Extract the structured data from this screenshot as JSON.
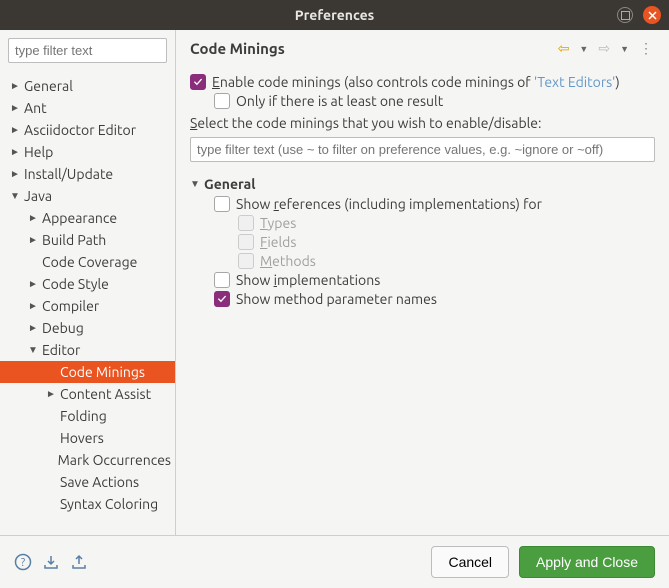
{
  "window": {
    "title": "Preferences"
  },
  "sidebar": {
    "filter_placeholder": "type filter text",
    "items": [
      {
        "label": "General",
        "depth": 0,
        "arrow": "►"
      },
      {
        "label": "Ant",
        "depth": 0,
        "arrow": "►"
      },
      {
        "label": "Asciidoctor Editor",
        "depth": 0,
        "arrow": "►"
      },
      {
        "label": "Help",
        "depth": 0,
        "arrow": "►"
      },
      {
        "label": "Install/Update",
        "depth": 0,
        "arrow": "►"
      },
      {
        "label": "Java",
        "depth": 0,
        "arrow": "▼"
      },
      {
        "label": "Appearance",
        "depth": 1,
        "arrow": "►"
      },
      {
        "label": "Build Path",
        "depth": 1,
        "arrow": "►"
      },
      {
        "label": "Code Coverage",
        "depth": 1,
        "arrow": ""
      },
      {
        "label": "Code Style",
        "depth": 1,
        "arrow": "►"
      },
      {
        "label": "Compiler",
        "depth": 1,
        "arrow": "►"
      },
      {
        "label": "Debug",
        "depth": 1,
        "arrow": "►"
      },
      {
        "label": "Editor",
        "depth": 1,
        "arrow": "▼"
      },
      {
        "label": "Code Minings",
        "depth": 2,
        "arrow": "",
        "selected": true
      },
      {
        "label": "Content Assist",
        "depth": 2,
        "arrow": "►"
      },
      {
        "label": "Folding",
        "depth": 2,
        "arrow": ""
      },
      {
        "label": "Hovers",
        "depth": 2,
        "arrow": ""
      },
      {
        "label": "Mark Occurrences",
        "depth": 2,
        "arrow": ""
      },
      {
        "label": "Save Actions",
        "depth": 2,
        "arrow": ""
      },
      {
        "label": "Syntax Coloring",
        "depth": 2,
        "arrow": ""
      }
    ]
  },
  "main": {
    "title": "Code Minings",
    "enable_prefix": "Enable code minings (also controls code minings of ",
    "enable_link": "'Text Editors'",
    "enable_suffix": ")",
    "only_if": "Only if there is at least one result",
    "select_text": "Select the code minings that you wish to enable/disable:",
    "filter_placeholder": "type filter text (use ~ to filter on preference values, e.g. ~ignore or ~off)",
    "group": {
      "title": "General",
      "show_references": "Show references (including implementations) for",
      "types": "Types",
      "fields": "Fields",
      "methods": "Methods",
      "show_impl": "Show implementations",
      "show_params": "Show method parameter names"
    }
  },
  "footer": {
    "cancel": "Cancel",
    "apply": "Apply and Close"
  }
}
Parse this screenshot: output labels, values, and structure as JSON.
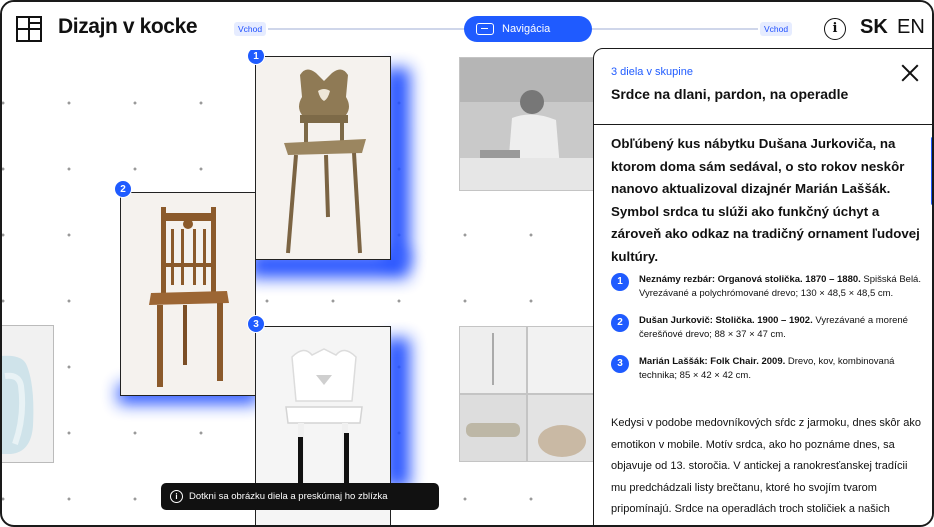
{
  "header": {
    "logo_text": "Dizajn v kocke",
    "left_chip": "Vchod",
    "nav_label": "Navigácia",
    "right_chip": "Vchod",
    "info_glyph": "i",
    "lang_active": "SK",
    "lang_other": "EN"
  },
  "canvas": {
    "badges": [
      "1",
      "2",
      "3"
    ],
    "tooltip": "Dotkni sa obrázku diela a preskúmaj ho zblízka",
    "tooltip_glyph": "i"
  },
  "panel": {
    "group_count": "3 diela v skupine",
    "title": "Srdce na dlani, pardon, na operadle",
    "lead": "Obľúbený kus nábytku Dušana Jurkoviča, na ktorom doma sám sedával, o sto rokov neskôr nanovo aktualizoval dizajnér Marián Laššák. Symbol srdca tu slúži ako funkčný úchyt a zároveň ako odkaz na tradičný ornament ľudovej kultúry.",
    "works": [
      {
        "num": "1",
        "title": "Neznámy rezbár: Organová stolička. 1870 – 1880.",
        "details": "Spišská Belá. Vyrezávané a polychrómované drevo; 130 × 48,5 × 48,5 cm."
      },
      {
        "num": "2",
        "title": "Dušan Jurkovič: Stolička. 1900 – 1902.",
        "details": "Vyrezávané a morené čerešňové drevo; 88 × 37 × 47 cm."
      },
      {
        "num": "3",
        "title": "Marián Laššák: Folk Chair. 2009.",
        "details": "Drevo, kov, kombinovaná technika; 85 × 42 × 42 cm."
      }
    ],
    "body": "Kedysi v podobe medovníkových sŕdc z jarmoku, dnes skôr ako emotikon v mobile. Motív srdca, ako ho poznáme dnes, sa objavuje od 13. storočia. V antickej a ranokresťanskej tradícii mu predchádzali listy brečtanu, ktoré ho svojím tvarom pripomínajú. Srdce na operadlách troch stoličiek a našich obrazk"
  },
  "colors": {
    "accent": "#1f5bff",
    "glow": "#1f4dff",
    "tooltip_bg": "#111111"
  }
}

* [AIM OF THE TASK]
Every line in the data that holds "Srdce" should be copied out.

* [EXERCISE RESPONSE]
    "title": "Srdce na dlani, pardon, na operadle",
    "body": "Kedysi v podobe medovníkových sŕdc z jarmoku, dnes skôr ako emotikon v mobile. Motív srdca, ako ho poznáme dnes, sa objavuje od 13. storočia. V antickej a ranokresťanskej tradícii mu predchádzali listy brečtanu, ktoré ho svojím tvarom pripomínajú. Srdce na operadlách troch stoličiek a našich obrazk"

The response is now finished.